>> BEGIN Extracted information

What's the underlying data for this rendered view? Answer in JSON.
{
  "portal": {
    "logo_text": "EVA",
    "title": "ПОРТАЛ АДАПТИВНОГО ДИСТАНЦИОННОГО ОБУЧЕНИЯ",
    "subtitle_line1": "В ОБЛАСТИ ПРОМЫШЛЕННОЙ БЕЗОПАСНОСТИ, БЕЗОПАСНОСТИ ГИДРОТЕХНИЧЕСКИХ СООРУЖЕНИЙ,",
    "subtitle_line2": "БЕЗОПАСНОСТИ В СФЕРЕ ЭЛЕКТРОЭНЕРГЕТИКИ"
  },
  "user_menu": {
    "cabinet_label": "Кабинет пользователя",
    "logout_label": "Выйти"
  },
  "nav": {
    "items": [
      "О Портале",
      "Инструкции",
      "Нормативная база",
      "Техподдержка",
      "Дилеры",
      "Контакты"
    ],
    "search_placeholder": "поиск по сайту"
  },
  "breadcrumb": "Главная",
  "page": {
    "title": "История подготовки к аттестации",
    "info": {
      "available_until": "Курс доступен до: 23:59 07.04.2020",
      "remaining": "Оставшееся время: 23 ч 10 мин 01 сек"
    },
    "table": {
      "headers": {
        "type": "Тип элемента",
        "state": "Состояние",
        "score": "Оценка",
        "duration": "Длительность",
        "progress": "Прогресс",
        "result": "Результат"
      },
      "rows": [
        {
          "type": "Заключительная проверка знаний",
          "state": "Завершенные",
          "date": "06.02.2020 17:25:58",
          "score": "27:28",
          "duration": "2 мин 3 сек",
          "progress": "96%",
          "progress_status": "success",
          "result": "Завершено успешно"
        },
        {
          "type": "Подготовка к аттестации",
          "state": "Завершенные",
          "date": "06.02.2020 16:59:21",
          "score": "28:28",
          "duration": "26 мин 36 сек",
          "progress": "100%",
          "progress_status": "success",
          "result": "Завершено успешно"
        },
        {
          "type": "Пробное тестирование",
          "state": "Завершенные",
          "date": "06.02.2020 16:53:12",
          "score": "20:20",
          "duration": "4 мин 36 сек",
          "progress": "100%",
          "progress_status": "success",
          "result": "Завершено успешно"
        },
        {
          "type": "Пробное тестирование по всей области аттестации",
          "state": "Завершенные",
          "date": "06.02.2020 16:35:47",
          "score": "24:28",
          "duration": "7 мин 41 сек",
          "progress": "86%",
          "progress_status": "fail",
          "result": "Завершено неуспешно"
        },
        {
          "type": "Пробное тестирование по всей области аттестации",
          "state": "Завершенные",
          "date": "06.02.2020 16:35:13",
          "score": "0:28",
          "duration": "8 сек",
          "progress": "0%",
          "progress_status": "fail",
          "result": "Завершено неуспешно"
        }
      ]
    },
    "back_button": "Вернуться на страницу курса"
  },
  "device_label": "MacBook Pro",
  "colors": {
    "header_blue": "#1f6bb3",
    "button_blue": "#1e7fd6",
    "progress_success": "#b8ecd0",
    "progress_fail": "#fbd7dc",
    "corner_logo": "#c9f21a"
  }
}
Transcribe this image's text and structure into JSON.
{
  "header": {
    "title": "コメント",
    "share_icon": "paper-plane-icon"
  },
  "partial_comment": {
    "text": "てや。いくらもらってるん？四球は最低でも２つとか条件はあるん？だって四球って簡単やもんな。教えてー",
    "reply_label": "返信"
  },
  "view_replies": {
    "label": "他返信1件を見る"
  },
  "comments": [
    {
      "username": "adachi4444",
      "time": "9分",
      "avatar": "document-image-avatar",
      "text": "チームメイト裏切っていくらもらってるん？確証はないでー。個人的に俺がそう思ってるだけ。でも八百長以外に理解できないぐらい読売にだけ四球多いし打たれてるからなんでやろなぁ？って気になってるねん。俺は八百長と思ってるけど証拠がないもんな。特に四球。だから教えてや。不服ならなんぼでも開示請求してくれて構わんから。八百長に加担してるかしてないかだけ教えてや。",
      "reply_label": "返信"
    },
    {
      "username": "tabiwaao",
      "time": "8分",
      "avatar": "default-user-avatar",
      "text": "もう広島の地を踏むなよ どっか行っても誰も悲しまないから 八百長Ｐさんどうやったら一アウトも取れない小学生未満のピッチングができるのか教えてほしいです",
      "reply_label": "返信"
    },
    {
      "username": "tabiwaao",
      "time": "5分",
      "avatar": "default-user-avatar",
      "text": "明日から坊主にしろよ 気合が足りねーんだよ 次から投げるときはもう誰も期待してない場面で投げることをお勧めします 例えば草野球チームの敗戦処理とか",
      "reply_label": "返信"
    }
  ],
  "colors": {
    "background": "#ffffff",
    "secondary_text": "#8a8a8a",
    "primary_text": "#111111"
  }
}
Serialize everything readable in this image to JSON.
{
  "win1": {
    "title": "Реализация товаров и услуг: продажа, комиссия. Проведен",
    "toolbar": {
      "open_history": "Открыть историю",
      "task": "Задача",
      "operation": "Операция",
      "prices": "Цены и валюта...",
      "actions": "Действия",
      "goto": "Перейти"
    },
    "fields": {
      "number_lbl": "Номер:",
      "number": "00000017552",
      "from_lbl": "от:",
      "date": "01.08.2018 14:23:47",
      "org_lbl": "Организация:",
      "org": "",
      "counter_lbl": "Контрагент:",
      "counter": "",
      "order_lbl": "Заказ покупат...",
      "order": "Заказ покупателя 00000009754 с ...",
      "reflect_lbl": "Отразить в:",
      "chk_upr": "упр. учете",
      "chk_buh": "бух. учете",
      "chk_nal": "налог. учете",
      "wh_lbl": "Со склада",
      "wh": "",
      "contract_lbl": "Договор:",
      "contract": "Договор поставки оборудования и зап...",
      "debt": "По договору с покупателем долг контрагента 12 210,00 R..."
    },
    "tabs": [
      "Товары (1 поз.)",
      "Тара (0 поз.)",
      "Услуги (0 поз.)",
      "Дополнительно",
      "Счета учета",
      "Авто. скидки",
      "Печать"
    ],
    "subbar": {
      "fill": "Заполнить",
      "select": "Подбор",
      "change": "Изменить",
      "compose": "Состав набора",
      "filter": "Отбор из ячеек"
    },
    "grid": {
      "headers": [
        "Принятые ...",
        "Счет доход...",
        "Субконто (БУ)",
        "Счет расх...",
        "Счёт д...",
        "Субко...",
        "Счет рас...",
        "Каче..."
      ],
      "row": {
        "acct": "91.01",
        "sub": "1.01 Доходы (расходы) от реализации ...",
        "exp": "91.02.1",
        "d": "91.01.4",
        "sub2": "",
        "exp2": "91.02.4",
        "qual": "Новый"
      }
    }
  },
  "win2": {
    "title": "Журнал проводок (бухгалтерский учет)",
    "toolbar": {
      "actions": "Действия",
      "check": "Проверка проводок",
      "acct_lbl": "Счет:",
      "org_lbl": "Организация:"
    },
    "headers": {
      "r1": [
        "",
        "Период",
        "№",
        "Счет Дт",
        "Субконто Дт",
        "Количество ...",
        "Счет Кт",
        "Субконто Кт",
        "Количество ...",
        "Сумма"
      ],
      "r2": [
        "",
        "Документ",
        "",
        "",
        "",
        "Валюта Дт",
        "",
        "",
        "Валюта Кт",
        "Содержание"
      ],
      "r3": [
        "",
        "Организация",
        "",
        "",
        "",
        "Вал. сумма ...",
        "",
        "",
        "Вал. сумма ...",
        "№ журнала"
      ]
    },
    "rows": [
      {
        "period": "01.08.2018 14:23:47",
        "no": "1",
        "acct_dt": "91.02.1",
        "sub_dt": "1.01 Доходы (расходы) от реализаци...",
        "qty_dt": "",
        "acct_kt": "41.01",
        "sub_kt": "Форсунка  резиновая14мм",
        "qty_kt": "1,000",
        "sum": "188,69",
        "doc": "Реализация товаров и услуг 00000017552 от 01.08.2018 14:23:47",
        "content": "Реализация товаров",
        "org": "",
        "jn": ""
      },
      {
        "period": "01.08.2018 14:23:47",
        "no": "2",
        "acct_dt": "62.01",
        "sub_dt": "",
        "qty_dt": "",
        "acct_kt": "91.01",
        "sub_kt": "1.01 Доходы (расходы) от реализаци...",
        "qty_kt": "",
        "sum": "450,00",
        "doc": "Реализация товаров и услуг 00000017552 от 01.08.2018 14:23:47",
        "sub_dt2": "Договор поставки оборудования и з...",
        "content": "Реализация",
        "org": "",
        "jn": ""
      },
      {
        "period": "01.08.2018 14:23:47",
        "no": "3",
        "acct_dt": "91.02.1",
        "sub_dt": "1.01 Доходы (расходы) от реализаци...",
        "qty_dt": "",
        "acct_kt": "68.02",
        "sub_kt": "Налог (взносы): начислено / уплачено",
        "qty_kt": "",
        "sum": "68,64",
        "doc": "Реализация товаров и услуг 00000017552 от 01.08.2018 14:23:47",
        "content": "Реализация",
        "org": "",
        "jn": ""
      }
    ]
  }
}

>> END Extracted information

State how many lines of the listing include the word "Заказ". Reply with the number alone.

#### Correct result
2